EXERCISE PROMPT:
Extract each line containing the string "шалгана".

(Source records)
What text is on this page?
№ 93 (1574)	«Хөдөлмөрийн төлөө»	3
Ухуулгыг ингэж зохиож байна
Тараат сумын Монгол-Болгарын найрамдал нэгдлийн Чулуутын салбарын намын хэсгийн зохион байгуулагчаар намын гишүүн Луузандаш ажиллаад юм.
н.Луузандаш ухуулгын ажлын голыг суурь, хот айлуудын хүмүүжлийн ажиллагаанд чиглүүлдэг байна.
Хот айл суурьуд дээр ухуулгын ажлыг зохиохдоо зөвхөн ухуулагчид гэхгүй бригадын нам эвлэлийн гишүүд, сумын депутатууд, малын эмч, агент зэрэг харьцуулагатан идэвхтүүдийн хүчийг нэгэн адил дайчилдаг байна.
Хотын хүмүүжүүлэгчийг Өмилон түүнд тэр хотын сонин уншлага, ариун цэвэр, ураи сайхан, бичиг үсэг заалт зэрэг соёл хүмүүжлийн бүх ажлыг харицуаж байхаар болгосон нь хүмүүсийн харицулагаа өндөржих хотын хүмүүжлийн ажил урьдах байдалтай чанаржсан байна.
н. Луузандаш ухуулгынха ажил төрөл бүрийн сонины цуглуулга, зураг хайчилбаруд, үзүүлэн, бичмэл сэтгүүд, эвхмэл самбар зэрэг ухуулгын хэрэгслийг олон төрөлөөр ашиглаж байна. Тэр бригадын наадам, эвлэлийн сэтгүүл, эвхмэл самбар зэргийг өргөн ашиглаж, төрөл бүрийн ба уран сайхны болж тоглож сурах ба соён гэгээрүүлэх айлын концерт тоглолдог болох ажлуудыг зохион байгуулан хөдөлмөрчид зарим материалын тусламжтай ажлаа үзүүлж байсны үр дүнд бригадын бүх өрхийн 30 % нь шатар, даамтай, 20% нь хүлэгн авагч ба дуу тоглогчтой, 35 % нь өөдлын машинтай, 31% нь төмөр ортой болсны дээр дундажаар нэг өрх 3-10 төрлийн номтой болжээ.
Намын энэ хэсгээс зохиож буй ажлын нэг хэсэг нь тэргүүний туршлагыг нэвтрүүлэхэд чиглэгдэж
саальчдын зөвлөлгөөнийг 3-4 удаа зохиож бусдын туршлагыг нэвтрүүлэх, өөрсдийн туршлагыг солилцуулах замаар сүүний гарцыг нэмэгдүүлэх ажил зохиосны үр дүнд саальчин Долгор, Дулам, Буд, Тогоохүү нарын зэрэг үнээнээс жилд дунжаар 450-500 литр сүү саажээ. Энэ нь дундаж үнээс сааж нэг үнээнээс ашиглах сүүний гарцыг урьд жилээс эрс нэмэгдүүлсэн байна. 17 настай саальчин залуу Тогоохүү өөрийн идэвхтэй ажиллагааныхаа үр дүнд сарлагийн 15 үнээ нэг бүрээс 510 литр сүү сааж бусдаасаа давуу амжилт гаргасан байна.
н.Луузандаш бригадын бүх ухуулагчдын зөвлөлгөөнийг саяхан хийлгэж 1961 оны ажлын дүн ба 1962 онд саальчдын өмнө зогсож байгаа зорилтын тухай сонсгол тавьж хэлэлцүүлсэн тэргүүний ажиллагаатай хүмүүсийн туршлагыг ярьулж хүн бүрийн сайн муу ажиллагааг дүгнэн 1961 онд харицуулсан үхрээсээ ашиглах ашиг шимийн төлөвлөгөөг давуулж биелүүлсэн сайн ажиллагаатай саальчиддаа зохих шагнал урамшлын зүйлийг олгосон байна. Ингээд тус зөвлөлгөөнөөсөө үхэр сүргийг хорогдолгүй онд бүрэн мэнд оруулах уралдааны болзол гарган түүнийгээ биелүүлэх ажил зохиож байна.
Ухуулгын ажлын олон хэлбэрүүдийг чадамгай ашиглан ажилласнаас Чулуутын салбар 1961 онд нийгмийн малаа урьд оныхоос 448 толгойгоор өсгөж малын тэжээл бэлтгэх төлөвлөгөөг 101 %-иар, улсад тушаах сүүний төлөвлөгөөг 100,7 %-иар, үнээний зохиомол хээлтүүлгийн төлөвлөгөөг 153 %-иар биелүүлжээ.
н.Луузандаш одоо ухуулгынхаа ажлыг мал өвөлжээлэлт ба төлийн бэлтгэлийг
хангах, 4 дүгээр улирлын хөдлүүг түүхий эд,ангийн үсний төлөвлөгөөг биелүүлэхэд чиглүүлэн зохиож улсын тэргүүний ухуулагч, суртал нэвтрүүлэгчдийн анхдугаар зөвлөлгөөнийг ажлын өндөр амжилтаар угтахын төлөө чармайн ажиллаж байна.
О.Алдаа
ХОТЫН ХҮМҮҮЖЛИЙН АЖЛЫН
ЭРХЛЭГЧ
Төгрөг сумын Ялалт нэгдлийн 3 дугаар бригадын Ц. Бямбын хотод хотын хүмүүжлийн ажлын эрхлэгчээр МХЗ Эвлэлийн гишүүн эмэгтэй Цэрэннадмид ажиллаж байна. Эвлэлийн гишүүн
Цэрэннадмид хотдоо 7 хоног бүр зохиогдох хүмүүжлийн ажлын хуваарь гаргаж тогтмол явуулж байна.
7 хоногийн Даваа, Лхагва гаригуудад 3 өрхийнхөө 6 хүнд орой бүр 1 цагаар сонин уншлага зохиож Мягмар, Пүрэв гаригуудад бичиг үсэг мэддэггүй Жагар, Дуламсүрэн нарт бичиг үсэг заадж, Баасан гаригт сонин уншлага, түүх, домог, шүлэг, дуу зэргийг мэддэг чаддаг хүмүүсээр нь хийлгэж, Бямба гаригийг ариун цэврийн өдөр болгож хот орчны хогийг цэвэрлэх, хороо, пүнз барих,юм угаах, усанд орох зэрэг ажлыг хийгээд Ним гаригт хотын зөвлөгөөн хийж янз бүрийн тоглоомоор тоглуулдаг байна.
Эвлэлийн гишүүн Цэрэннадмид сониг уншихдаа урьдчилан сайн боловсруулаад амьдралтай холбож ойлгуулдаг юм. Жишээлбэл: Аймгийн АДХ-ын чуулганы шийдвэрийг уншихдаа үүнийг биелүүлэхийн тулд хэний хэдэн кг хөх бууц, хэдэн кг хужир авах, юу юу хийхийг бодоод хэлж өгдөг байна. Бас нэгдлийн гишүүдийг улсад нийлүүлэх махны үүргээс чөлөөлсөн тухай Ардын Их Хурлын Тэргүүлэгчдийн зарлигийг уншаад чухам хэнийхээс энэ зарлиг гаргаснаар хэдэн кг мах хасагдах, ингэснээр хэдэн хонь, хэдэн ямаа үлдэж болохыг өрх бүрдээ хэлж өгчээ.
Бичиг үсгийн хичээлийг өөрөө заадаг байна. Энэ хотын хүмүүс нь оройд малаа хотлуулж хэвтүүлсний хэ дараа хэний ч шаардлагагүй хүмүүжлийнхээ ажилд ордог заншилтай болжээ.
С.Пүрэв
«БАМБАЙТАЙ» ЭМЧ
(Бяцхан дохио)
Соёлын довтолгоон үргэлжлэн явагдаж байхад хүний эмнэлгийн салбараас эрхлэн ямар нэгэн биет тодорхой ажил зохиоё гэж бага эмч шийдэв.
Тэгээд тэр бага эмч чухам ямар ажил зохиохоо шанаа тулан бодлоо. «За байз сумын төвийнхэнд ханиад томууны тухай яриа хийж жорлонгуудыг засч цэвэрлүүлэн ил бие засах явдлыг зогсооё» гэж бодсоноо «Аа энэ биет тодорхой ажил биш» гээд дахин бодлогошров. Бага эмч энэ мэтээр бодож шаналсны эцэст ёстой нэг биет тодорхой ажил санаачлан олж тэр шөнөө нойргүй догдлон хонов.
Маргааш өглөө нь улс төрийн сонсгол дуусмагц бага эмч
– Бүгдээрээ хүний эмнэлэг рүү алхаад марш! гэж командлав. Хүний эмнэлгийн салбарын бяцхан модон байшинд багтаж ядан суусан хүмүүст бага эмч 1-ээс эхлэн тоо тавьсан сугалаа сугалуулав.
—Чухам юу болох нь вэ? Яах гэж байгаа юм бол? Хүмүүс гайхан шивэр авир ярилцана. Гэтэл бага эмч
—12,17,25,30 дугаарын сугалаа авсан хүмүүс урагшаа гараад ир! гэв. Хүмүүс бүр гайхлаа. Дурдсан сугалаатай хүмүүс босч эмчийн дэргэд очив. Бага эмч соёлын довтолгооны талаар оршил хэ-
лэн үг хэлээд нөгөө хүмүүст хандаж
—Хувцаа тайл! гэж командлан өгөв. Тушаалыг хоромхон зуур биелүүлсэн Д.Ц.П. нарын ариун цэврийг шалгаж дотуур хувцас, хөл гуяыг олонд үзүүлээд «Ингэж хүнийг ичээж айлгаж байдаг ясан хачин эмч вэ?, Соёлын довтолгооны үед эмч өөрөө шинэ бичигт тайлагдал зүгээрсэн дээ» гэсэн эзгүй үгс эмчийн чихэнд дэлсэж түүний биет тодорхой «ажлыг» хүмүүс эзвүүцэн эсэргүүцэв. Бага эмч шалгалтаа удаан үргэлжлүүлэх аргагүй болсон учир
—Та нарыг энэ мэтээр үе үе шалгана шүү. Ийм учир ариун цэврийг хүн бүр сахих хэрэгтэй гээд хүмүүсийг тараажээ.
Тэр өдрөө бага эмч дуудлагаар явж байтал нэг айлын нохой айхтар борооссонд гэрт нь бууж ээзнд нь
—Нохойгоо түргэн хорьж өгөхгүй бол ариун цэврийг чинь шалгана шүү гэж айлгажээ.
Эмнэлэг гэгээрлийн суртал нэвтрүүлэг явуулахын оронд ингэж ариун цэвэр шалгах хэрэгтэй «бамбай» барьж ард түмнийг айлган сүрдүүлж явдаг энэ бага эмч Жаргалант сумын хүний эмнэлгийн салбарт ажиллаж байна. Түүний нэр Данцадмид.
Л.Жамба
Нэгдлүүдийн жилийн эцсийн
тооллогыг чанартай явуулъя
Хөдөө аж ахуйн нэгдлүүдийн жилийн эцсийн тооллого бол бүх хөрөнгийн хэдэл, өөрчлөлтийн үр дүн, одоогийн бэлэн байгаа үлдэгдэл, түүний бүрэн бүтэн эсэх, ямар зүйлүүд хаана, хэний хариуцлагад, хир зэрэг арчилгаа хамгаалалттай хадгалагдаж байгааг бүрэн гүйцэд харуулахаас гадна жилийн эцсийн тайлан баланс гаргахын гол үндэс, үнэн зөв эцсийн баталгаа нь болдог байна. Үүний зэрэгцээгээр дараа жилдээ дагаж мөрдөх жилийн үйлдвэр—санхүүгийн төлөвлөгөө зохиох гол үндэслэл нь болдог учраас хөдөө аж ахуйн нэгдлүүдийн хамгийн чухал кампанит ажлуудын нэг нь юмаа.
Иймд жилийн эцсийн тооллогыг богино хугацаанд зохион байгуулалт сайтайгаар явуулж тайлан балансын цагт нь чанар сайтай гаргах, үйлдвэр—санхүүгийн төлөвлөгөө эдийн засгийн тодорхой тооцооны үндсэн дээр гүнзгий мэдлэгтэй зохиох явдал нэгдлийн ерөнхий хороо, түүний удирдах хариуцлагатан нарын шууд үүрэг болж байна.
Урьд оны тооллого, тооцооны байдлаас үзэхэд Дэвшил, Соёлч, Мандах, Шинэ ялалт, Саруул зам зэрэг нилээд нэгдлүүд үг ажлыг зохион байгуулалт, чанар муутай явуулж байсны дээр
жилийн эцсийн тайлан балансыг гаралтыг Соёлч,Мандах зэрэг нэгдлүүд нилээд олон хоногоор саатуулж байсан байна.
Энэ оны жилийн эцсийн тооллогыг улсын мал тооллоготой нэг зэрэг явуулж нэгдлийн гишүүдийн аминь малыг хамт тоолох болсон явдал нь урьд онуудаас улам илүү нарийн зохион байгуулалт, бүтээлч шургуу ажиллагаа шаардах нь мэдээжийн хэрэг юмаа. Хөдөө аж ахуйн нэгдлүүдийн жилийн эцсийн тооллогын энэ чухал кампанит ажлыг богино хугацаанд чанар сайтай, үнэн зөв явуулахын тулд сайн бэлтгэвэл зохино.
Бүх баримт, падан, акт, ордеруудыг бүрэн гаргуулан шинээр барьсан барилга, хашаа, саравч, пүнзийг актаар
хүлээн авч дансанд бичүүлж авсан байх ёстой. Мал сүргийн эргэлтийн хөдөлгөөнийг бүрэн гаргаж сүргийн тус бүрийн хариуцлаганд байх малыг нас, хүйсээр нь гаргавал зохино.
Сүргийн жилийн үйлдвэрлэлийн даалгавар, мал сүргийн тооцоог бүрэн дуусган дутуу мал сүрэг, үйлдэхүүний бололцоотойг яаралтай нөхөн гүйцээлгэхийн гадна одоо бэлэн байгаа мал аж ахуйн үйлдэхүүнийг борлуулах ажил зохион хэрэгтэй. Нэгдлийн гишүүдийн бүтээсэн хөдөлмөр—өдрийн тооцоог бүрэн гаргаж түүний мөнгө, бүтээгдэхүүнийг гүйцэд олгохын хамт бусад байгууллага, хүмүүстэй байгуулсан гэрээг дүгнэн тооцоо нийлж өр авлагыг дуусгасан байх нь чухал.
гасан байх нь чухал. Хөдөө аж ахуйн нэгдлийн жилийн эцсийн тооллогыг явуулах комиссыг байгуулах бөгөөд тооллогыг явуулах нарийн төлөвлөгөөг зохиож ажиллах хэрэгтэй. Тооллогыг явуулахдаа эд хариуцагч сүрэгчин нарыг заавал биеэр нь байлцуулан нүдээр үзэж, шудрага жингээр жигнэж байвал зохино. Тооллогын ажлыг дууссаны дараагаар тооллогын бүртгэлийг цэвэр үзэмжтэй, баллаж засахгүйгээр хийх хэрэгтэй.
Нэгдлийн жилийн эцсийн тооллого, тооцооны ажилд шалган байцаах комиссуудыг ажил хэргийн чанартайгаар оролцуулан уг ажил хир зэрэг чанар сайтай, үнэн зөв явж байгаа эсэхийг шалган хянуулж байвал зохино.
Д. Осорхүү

TASK RESPONSE:
—Та нарыг энэ мэтээр үе үе шалгана шүү. Ийм учир ариун цэврийг хүн бүр сахих хэрэгтэй гээд хүмүүсийг тараажээ.
—Нохойгоо түргэн хорьж өгөхгүй бол ариун цэврийг чинь шалгана шүү гэж айлгажээ.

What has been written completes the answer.